### Requirement
Strip the pictures and reproduce the rest of the listing exactly.

### Records for processing
▬▬▬▬▬▬

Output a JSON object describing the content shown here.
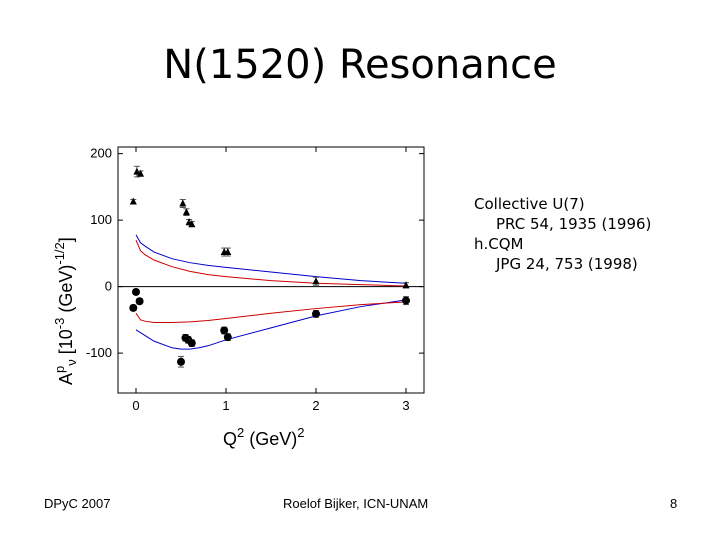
{
  "slide": {
    "title": "N(1520) Resonance",
    "legend": [
      "Collective U(7)",
      "PRC 54, 1935 (1996)",
      "h.CQM",
      "JPG 24, 753 (1998)"
    ],
    "footer_left": "DPyC 2007",
    "footer_center": "Roelof Bijker, ICN-UNAM",
    "footer_right": "8"
  },
  "chart_data": {
    "type": "scatter",
    "title": "",
    "xlabel": "Q² (GeV)²",
    "ylabel": "Ap_ν [10⁻³ (GeV)⁻¹/²]",
    "xlim": [
      -0.2,
      3.2
    ],
    "ylim": [
      -160,
      210
    ],
    "xticks": [
      0,
      1,
      2,
      3
    ],
    "yticks": [
      -100,
      0,
      100,
      200
    ],
    "zero_line": true,
    "series": [
      {
        "marker": "triangle",
        "color": "#000000",
        "x": [
          -0.03,
          0.01,
          0.05,
          0.52,
          0.56,
          0.59,
          0.62,
          0.98,
          1.02,
          2.0,
          3.0
        ],
        "y": [
          128,
          173,
          170,
          125,
          112,
          97,
          94,
          52,
          52,
          8,
          2
        ],
        "err": [
          3,
          8,
          4,
          6,
          5,
          4,
          4,
          6,
          6,
          6,
          4
        ]
      },
      {
        "marker": "circle",
        "color": "#000000",
        "x": [
          -0.03,
          0.0,
          0.04,
          0.5,
          0.55,
          0.58,
          0.62,
          0.98,
          1.02,
          2.0,
          3.0
        ],
        "y": [
          -32,
          -8,
          -22,
          -113,
          -77,
          -80,
          -85,
          -66,
          -76,
          -41,
          -21
        ],
        "err": [
          4,
          4,
          4,
          8,
          5,
          5,
          5,
          5,
          5,
          5,
          6
        ]
      },
      {
        "marker": "line",
        "color": "#0000cc",
        "x": [
          0.0,
          0.05,
          0.1,
          0.2,
          0.4,
          0.6,
          0.8,
          1.0,
          1.5,
          2.0,
          2.5,
          3.0
        ],
        "y": [
          78,
          66,
          61,
          52,
          42,
          36,
          32,
          29,
          22,
          15,
          9,
          5
        ]
      },
      {
        "marker": "line",
        "color": "#cc0000",
        "x": [
          0.0,
          0.05,
          0.1,
          0.2,
          0.4,
          0.6,
          0.8,
          1.0,
          1.5,
          2.0,
          2.5,
          3.0
        ],
        "y": [
          70,
          54,
          48,
          40,
          30,
          23,
          18,
          15,
          9,
          5,
          3,
          1
        ]
      },
      {
        "marker": "line",
        "color": "#0000cc",
        "x": [
          0.0,
          0.2,
          0.4,
          0.5,
          0.6,
          0.7,
          0.8,
          1.0,
          1.5,
          2.0,
          2.5,
          3.0
        ],
        "y": [
          -65,
          -82,
          -92,
          -94,
          -94,
          -92,
          -89,
          -80,
          -62,
          -44,
          -30,
          -20
        ]
      },
      {
        "marker": "line",
        "color": "#cc0000",
        "x": [
          0.0,
          0.05,
          0.1,
          0.2,
          0.4,
          0.6,
          0.8,
          1.0,
          1.5,
          2.0,
          2.5,
          3.0
        ],
        "y": [
          -40,
          -50,
          -52,
          -54,
          -54,
          -53,
          -51,
          -48,
          -40,
          -33,
          -27,
          -23
        ]
      }
    ]
  }
}
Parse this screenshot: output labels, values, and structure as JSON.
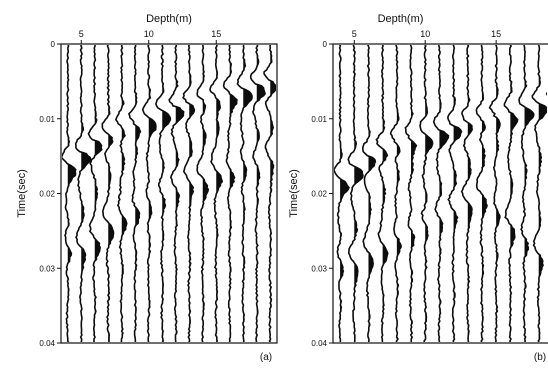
{
  "chart_data": [
    {
      "type": "seismic-wiggle",
      "panel_label": "(a)",
      "xlabel": "Depth(m)",
      "ylabel": "Time(sec)",
      "xlim": [
        3.5,
        19.5
      ],
      "ylim": [
        0,
        0.04
      ],
      "x_ticks": [
        5,
        10,
        15
      ],
      "y_ticks": [
        0,
        0.01,
        0.02,
        0.03,
        0.04
      ],
      "x_tick_labels": [
        "5",
        "10",
        "15"
      ],
      "y_tick_labels": [
        "0",
        "0.01",
        "0.02",
        "0.03",
        "0.04"
      ],
      "trace_depths": [
        4,
        5,
        6,
        7,
        8,
        9,
        10,
        11,
        12,
        13,
        14,
        15,
        16,
        17,
        18,
        19
      ],
      "first_arrival_time": [
        0.016,
        0.0145,
        0.013,
        0.012,
        0.011,
        0.0105,
        0.0098,
        0.009,
        0.0085,
        0.008,
        0.0075,
        0.007,
        0.0065,
        0.006,
        0.0055,
        0.005
      ],
      "late_event_time": [
        0.027,
        0.027,
        0.026,
        0.024,
        0.023,
        0.022,
        0.021,
        0.02,
        0.019,
        0.018,
        0.018,
        0.017,
        0.017,
        0.016,
        0.016,
        0.015
      ]
    },
    {
      "type": "seismic-wiggle",
      "panel_label": "(b)",
      "xlabel": "Depth(m)",
      "ylabel": "Time(sec)",
      "xlim": [
        3.5,
        19.5
      ],
      "ylim": [
        0,
        0.04
      ],
      "x_ticks": [
        5,
        10,
        15
      ],
      "y_ticks": [
        0,
        0.01,
        0.02,
        0.03,
        0.04
      ],
      "x_tick_labels": [
        "5",
        "10",
        "15"
      ],
      "y_tick_labels": [
        "0",
        "0.01",
        "0.02",
        "0.03",
        "0.04"
      ],
      "trace_depths": [
        4,
        5,
        6,
        7,
        8,
        9,
        10,
        11,
        12,
        13,
        14,
        15,
        16,
        17,
        18,
        19
      ],
      "first_arrival_time": [
        0.018,
        0.0165,
        0.015,
        0.014,
        0.013,
        0.0125,
        0.012,
        0.0115,
        0.011,
        0.0105,
        0.01,
        0.0095,
        0.009,
        0.0085,
        0.008,
        0.0075
      ],
      "late_event_time": [
        0.029,
        0.029,
        0.028,
        0.027,
        0.026,
        0.025,
        0.024,
        0.023,
        0.022,
        0.021,
        0.02,
        0.022,
        0.024,
        0.026,
        0.028,
        0.03
      ]
    }
  ]
}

▬▬▬▬▬▬

### Exercise answer
Output a JSON object describing the content shown here.
{
  "slide": {
    "title": "N(1520) Resonance",
    "legend": [
      "Collective U(7)",
      "PRC 54, 1935 (1996)",
      "h.CQM",
      "JPG 24, 753 (1998)"
    ],
    "footer_left": "DPyC 2007",
    "footer_center": "Roelof Bijker, ICN-UNAM",
    "footer_right": "8"
  },
  "chart_data": {
    "type": "scatter",
    "title": "",
    "xlabel": "Q² (GeV)²",
    "ylabel": "Ap_ν [10⁻³ (GeV)⁻¹/²]",
    "xlim": [
      -0.2,
      3.2
    ],
    "ylim": [
      -160,
      210
    ],
    "xticks": [
      0,
      1,
      2,
      3
    ],
    "yticks": [
      -100,
      0,
      100,
      200
    ],
    "zero_line": true,
    "series": [
      {
        "marker": "triangle",
        "color": "#000000",
        "x": [
          -0.03,
          0.01,
          0.05,
          0.52,
          0.56,
          0.59,
          0.62,
          0.98,
          1.02,
          2.0,
          3.0
        ],
        "y": [
          128,
          173,
          170,
          125,
          112,
          97,
          94,
          52,
          52,
          8,
          2
        ],
        "err": [
          3,
          8,
          4,
          6,
          5,
          4,
          4,
          6,
          6,
          6,
          4
        ]
      },
      {
        "marker": "circle",
        "color": "#000000",
        "x": [
          -0.03,
          0.0,
          0.04,
          0.5,
          0.55,
          0.58,
          0.62,
          0.98,
          1.02,
          2.0,
          3.0
        ],
        "y": [
          -32,
          -8,
          -22,
          -113,
          -77,
          -80,
          -85,
          -66,
          -76,
          -41,
          -21
        ],
        "err": [
          4,
          4,
          4,
          8,
          5,
          5,
          5,
          5,
          5,
          5,
          6
        ]
      },
      {
        "marker": "line",
        "color": "#0000cc",
        "x": [
          0.0,
          0.05,
          0.1,
          0.2,
          0.4,
          0.6,
          0.8,
          1.0,
          1.5,
          2.0,
          2.5,
          3.0
        ],
        "y": [
          78,
          66,
          61,
          52,
          42,
          36,
          32,
          29,
          22,
          15,
          9,
          5
        ]
      },
      {
        "marker": "line",
        "color": "#cc0000",
        "x": [
          0.0,
          0.05,
          0.1,
          0.2,
          0.4,
          0.6,
          0.8,
          1.0,
          1.5,
          2.0,
          2.5,
          3.0
        ],
        "y": [
          70,
          54,
          48,
          40,
          30,
          23,
          18,
          15,
          9,
          5,
          3,
          1
        ]
      },
      {
        "marker": "line",
        "color": "#0000cc",
        "x": [
          0.0,
          0.2,
          0.4,
          0.5,
          0.6,
          0.7,
          0.8,
          1.0,
          1.5,
          2.0,
          2.5,
          3.0
        ],
        "y": [
          -65,
          -82,
          -92,
          -94,
          -94,
          -92,
          -89,
          -80,
          -62,
          -44,
          -30,
          -20
        ]
      },
      {
        "marker": "line",
        "color": "#cc0000",
        "x": [
          0.0,
          0.05,
          0.1,
          0.2,
          0.4,
          0.6,
          0.8,
          1.0,
          1.5,
          2.0,
          2.5,
          3.0
        ],
        "y": [
          -40,
          -50,
          -52,
          -54,
          -54,
          -53,
          -51,
          -48,
          -40,
          -33,
          -27,
          -23
        ]
      }
    ]
  }
}
Parse this screenshot: output labels, values, and structure as JSON.
{
  "chart_data": [
    {
      "type": "seismic-wiggle",
      "panel_label": "(a)",
      "xlabel": "Depth(m)",
      "ylabel": "Time(sec)",
      "xlim": [
        3.5,
        19.5
      ],
      "ylim": [
        0,
        0.04
      ],
      "x_ticks": [
        5,
        10,
        15
      ],
      "y_ticks": [
        0,
        0.01,
        0.02,
        0.03,
        0.04
      ],
      "x_tick_labels": [
        "5",
        "10",
        "15"
      ],
      "y_tick_labels": [
        "0",
        "0.01",
        "0.02",
        "0.03",
        "0.04"
      ],
      "trace_depths": [
        4,
        5,
        6,
        7,
        8,
        9,
        10,
        11,
        12,
        13,
        14,
        15,
        16,
        17,
        18,
        19
      ],
      "first_arrival_time": [
        0.016,
        0.0145,
        0.013,
        0.012,
        0.011,
        0.0105,
        0.0098,
        0.009,
        0.0085,
        0.008,
        0.0075,
        0.007,
        0.0065,
        0.006,
        0.0055,
        0.005
      ],
      "late_event_time": [
        0.027,
        0.027,
        0.026,
        0.024,
        0.023,
        0.022,
        0.021,
        0.02,
        0.019,
        0.018,
        0.018,
        0.017,
        0.017,
        0.016,
        0.016,
        0.015
      ]
    },
    {
      "type": "seismic-wiggle",
      "panel_label": "(b)",
      "xlabel": "Depth(m)",
      "ylabel": "Time(sec)",
      "xlim": [
        3.5,
        19.5
      ],
      "ylim": [
        0,
        0.04
      ],
      "x_ticks": [
        5,
        10,
        15
      ],
      "y_ticks": [
        0,
        0.01,
        0.02,
        0.03,
        0.04
      ],
      "x_tick_labels": [
        "5",
        "10",
        "15"
      ],
      "y_tick_labels": [
        "0",
        "0.01",
        "0.02",
        "0.03",
        "0.04"
      ],
      "trace_depths": [
        4,
        5,
        6,
        7,
        8,
        9,
        10,
        11,
        12,
        13,
        14,
        15,
        16,
        17,
        18,
        19
      ],
      "first_arrival_time": [
        0.018,
        0.0165,
        0.015,
        0.014,
        0.013,
        0.0125,
        0.012,
        0.0115,
        0.011,
        0.0105,
        0.01,
        0.0095,
        0.009,
        0.0085,
        0.008,
        0.0075
      ],
      "late_event_time": [
        0.029,
        0.029,
        0.028,
        0.027,
        0.026,
        0.025,
        0.024,
        0.023,
        0.022,
        0.021,
        0.02,
        0.022,
        0.024,
        0.026,
        0.028,
        0.03
      ]
    }
  ]
}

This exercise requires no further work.